Directions: Copy every line of the following data that includes the string "color".

Materials provided:

>>>>>

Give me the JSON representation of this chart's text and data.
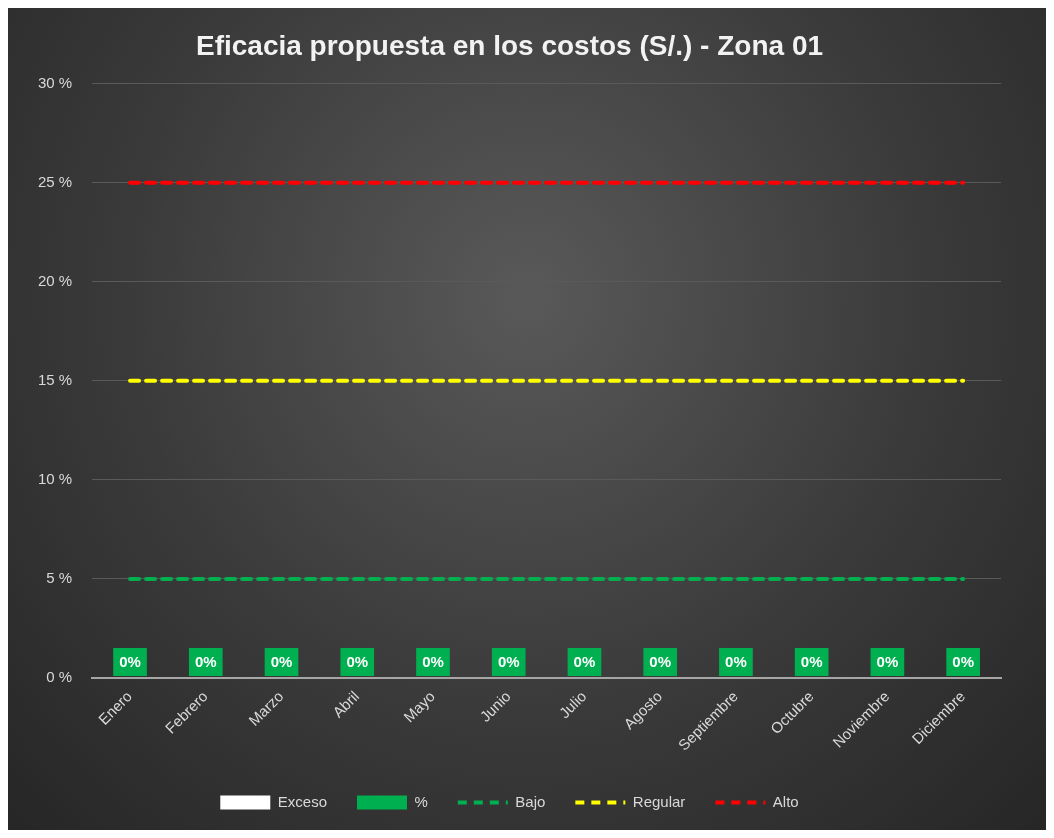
{
  "chart_data": {
    "type": "bar",
    "title": "Eficacia propuesta en los costos (S/.) - Zona 01",
    "categories": [
      "Enero",
      "Febrero",
      "Marzo",
      "Abril",
      "Mayo",
      "Junio",
      "Julio",
      "Agosto",
      "Septiembre",
      "Octubre",
      "Noviembre",
      "Diciembre"
    ],
    "series": [
      {
        "name": "Exceso",
        "color": "#ffffff",
        "values": [
          0,
          0,
          0,
          0,
          0,
          0,
          0,
          0,
          0,
          0,
          0,
          0
        ]
      },
      {
        "name": "%",
        "color": "#00b050",
        "values": [
          0,
          0,
          0,
          0,
          0,
          0,
          0,
          0,
          0,
          0,
          0,
          0
        ],
        "value_labels": [
          "0%",
          "0%",
          "0%",
          "0%",
          "0%",
          "0%",
          "0%",
          "0%",
          "0%",
          "0%",
          "0%",
          "0%"
        ]
      },
      {
        "name": "Bajo",
        "type": "line",
        "color": "#00b050",
        "line_style": "dashed",
        "values": [
          5,
          5,
          5,
          5,
          5,
          5,
          5,
          5,
          5,
          5,
          5,
          5
        ]
      },
      {
        "name": "Regular",
        "type": "line",
        "color": "#ffff00",
        "line_style": "dashed",
        "values": [
          15,
          15,
          15,
          15,
          15,
          15,
          15,
          15,
          15,
          15,
          15,
          15
        ]
      },
      {
        "name": "Alto",
        "type": "line",
        "color": "#ff0000",
        "line_style": "dashed",
        "values": [
          25,
          25,
          25,
          25,
          25,
          25,
          25,
          25,
          25,
          25,
          25,
          25
        ]
      }
    ],
    "ylim": [
      0,
      30
    ],
    "yticks": [
      {
        "value": 0,
        "label": "0 %"
      },
      {
        "value": 5,
        "label": "5 %"
      },
      {
        "value": 10,
        "label": "10 %"
      },
      {
        "value": 15,
        "label": "15 %"
      },
      {
        "value": 20,
        "label": "20 %"
      },
      {
        "value": 25,
        "label": "25 %"
      },
      {
        "value": 30,
        "label": "30 %"
      }
    ],
    "grid": "y",
    "legend": "bottom",
    "marker": "none"
  }
}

<<<<<

Output for this task:
        "color": "#ffffff",
        "color": "#00b050",
        "color": "#00b050",
        "color": "#ffff00",
        "color": "#ff0000",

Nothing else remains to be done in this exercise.